- [Data entries]
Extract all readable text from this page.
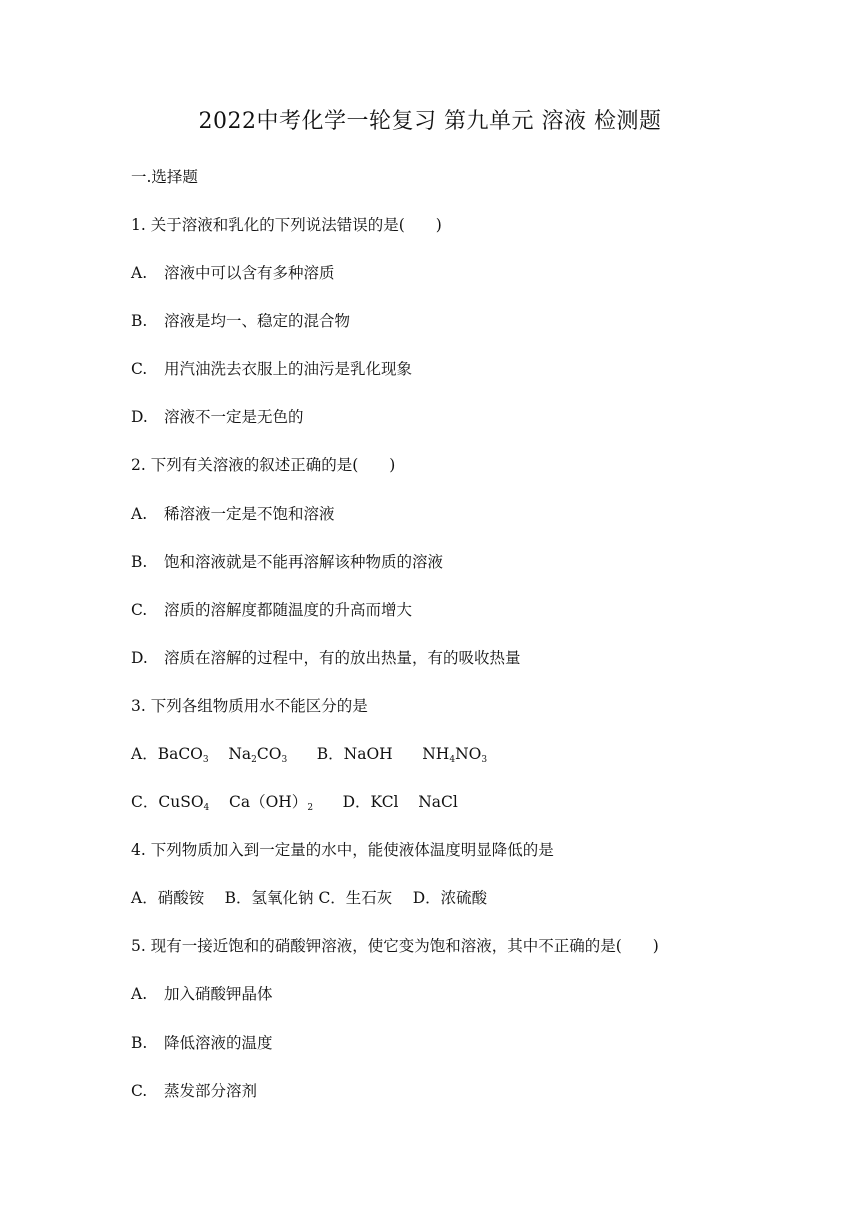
2022中考化学一轮复习 第九单元 溶液 检测题
一.选择题
1. 关于溶液和乳化的下列说法错误的是(　　)
A. 溶液中可以含有多种溶质
B. 溶液是均一、稳定的混合物
C. 用汽油洗去衣服上的油污是乳化现象
D. 溶液不一定是无色的
2. 下列有关溶液的叙述正确的是(　　)
A. 稀溶液一定是不饱和溶液
B. 饱和溶液就是不能再溶解该种物质的溶液
C. 溶质的溶解度都随温度的升高而增大
D. 溶质在溶解的过程中，有的放出热量，有的吸收热量
3. 下列各组物质用水不能区分的是
A．BaCO$_3$    $Na_2CO_3$      B．NaOH      $NH_4NO_3$
C．CuSO$_4$    $Ca(OH)_2$      D．KCl    NaCl
4. 下列物质加入到一定量的水中，能使液体温度明显降低的是
A．硝酸铵　 B．氢氧化钠 C．生石灰　 D．浓硫酸
5. 现有一接近饱和的硝酸钾溶液，使它变为饱和溶液，其中不正确的是(　　)
A. 加入硝酸钾晶体
B. 降低溶液的温度
C. 蒸发部分溶剂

- [What is expected] Return all the entries word for word, but omit any pictures they contain.

- [Answer below]
Extract all readable text from this page.
2022中考化学一轮复习 第九单元 溶液 检测题
一.选择题
1. 关于溶液和乳化的下列说法错误的是(　　)
A. 溶液中可以含有多种溶质
B. 溶液是均一、稳定的混合物
C. 用汽油洗去衣服上的油污是乳化现象
D. 溶液不一定是无色的
2. 下列有关溶液的叙述正确的是(　　)
A. 稀溶液一定是不饱和溶液
B. 饱和溶液就是不能再溶解该种物质的溶液
C. 溶质的溶解度都随温度的升高而增大
D. 溶质在溶解的过程中，有的放出热量，有的吸收热量
3. 下列各组物质用水不能区分的是
A．BaCO$_3$    $Na_2CO_3$      B．NaOH      $NH_4NO_3$
C．CuSO$_4$    $Ca(OH)_2$      D．KCl    NaCl
4. 下列物质加入到一定量的水中，能使液体温度明显降低的是
A．硝酸铵　 B．氢氧化钠 C．生石灰　 D．浓硫酸
5. 现有一接近饱和的硝酸钾溶液，使它变为饱和溶液，其中不正确的是(　　)
A. 加入硝酸钾晶体
B. 降低溶液的温度
C. 蒸发部分溶剂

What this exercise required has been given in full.